>> begin

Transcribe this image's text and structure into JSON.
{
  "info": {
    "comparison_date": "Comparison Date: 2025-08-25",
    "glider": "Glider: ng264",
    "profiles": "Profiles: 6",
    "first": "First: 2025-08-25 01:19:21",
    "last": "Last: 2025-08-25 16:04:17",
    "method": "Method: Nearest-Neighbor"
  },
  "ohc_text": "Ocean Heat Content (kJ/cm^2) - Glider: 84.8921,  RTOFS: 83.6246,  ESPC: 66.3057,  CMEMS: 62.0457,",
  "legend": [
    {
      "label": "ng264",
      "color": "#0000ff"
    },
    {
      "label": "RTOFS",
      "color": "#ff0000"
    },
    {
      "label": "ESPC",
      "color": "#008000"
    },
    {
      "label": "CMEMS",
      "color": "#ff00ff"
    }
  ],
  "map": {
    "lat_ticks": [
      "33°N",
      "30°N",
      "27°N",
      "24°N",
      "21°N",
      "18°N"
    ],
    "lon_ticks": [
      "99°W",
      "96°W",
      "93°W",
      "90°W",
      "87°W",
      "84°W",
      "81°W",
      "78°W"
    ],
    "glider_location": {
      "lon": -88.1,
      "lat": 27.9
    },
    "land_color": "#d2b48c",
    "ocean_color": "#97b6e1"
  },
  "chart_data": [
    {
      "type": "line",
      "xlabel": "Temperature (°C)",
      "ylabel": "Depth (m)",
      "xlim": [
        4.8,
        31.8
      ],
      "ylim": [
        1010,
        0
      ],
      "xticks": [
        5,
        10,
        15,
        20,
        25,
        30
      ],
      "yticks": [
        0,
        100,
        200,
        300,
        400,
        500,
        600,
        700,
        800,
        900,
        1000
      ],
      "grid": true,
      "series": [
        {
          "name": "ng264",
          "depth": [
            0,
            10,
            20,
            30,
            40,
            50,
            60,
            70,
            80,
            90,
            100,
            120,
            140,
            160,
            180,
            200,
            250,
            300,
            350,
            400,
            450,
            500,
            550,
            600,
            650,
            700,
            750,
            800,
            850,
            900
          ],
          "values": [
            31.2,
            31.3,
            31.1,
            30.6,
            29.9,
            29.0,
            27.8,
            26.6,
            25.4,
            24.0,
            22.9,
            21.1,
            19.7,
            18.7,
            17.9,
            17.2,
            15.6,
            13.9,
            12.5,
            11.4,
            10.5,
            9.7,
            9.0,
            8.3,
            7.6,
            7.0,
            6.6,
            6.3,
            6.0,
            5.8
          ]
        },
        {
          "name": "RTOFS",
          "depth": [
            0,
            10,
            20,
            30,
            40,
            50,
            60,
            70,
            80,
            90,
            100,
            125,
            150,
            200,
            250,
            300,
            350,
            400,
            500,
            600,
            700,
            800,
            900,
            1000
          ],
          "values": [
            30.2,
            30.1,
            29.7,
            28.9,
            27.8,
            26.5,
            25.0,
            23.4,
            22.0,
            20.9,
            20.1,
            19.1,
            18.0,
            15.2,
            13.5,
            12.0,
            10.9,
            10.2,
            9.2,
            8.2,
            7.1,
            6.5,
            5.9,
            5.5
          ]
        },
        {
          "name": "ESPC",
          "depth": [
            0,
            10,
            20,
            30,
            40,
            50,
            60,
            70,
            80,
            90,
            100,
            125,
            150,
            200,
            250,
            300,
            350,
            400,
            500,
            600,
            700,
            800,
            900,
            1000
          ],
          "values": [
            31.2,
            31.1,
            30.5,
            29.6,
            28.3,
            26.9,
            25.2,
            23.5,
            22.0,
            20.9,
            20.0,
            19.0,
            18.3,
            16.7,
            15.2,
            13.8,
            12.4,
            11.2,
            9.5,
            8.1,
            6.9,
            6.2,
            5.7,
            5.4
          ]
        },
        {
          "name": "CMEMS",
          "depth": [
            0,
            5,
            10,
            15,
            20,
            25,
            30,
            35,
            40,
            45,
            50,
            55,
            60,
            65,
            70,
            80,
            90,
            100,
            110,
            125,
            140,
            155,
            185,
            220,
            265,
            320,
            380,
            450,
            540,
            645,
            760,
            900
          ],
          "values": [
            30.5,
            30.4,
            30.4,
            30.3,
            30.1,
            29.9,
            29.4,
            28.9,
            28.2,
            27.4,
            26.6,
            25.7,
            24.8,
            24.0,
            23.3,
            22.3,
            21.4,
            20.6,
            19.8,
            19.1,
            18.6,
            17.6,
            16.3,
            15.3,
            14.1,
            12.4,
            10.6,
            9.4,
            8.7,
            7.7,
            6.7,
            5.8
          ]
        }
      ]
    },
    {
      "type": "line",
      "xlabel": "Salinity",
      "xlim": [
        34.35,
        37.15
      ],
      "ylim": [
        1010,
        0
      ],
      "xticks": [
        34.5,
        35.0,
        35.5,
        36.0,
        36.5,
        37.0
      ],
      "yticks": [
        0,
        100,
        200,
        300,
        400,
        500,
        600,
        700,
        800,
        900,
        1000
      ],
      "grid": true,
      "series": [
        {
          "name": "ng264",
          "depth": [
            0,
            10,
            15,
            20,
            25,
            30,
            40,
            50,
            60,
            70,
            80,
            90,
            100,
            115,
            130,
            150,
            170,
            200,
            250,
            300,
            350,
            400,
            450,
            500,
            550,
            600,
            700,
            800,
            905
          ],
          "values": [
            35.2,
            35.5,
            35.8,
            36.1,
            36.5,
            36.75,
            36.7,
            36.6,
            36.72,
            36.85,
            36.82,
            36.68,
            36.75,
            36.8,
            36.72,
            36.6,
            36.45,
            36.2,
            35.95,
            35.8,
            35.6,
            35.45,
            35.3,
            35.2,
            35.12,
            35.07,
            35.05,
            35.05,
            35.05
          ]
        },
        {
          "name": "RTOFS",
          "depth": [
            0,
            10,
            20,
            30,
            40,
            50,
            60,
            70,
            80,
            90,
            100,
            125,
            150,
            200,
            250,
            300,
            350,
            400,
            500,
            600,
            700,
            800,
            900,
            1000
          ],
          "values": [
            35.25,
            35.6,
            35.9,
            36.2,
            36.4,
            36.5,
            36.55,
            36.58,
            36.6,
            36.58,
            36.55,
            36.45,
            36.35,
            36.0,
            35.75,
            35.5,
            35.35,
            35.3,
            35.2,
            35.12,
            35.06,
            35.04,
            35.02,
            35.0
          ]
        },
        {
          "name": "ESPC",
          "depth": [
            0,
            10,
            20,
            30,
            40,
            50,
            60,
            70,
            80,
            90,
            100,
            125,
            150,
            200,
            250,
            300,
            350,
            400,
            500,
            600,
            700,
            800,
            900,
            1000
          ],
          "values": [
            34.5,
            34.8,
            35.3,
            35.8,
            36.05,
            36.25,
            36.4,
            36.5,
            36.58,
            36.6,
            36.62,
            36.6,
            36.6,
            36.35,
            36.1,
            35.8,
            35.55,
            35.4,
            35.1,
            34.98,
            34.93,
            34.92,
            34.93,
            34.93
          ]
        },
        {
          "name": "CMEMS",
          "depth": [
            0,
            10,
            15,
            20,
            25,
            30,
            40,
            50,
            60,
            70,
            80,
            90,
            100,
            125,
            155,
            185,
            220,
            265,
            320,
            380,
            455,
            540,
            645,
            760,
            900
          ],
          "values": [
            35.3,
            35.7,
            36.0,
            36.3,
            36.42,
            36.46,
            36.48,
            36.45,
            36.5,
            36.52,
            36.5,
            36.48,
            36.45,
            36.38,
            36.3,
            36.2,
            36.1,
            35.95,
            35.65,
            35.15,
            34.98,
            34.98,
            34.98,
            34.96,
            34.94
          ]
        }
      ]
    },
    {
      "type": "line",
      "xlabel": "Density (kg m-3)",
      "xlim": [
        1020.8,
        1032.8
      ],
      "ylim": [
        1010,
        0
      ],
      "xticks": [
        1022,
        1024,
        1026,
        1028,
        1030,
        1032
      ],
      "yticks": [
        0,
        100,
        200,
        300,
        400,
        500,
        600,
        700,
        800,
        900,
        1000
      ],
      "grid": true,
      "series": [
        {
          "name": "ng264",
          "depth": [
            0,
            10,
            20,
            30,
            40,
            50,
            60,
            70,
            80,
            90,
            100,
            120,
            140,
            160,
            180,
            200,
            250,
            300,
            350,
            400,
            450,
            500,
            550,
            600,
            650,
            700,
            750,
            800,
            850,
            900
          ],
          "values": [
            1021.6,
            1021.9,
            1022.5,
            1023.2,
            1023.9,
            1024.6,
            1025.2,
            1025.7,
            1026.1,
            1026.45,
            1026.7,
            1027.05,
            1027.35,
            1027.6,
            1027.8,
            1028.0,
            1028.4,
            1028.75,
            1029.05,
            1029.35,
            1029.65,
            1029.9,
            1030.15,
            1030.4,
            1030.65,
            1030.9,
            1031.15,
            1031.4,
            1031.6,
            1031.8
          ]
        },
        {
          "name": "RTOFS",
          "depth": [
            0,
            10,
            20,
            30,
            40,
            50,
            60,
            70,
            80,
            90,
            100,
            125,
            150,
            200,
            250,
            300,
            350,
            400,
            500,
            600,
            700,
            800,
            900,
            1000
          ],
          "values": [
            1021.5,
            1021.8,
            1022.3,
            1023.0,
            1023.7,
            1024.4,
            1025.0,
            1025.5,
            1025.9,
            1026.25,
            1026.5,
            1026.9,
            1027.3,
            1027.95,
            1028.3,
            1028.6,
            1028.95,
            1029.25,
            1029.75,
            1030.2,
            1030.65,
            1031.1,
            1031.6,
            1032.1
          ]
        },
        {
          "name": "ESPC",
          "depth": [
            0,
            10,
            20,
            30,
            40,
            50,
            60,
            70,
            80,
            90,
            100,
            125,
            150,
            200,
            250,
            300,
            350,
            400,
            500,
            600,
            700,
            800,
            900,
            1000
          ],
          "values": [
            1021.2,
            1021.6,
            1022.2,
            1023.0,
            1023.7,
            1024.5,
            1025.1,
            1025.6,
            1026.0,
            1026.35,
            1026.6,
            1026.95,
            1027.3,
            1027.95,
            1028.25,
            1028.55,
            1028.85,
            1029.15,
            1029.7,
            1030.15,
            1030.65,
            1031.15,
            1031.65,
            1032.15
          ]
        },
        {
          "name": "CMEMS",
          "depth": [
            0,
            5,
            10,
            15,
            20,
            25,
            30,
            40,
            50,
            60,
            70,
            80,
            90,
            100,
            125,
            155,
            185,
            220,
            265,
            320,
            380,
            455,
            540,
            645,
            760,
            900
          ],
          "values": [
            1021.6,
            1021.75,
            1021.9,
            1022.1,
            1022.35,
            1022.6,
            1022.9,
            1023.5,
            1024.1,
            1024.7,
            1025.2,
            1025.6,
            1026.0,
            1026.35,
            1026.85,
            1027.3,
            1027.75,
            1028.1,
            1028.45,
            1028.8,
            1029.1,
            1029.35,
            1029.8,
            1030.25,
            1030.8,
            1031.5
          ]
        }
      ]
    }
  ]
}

>> end

= STATED PROBLEM =
From the data, pick out every line that includes "xlabel".

= SOLUTION TO THIS EXERCISE =
      "xlabel": "Temperature (°C)",
      "xlabel": "Salinity",
      "xlabel": "Density (kg m-3)",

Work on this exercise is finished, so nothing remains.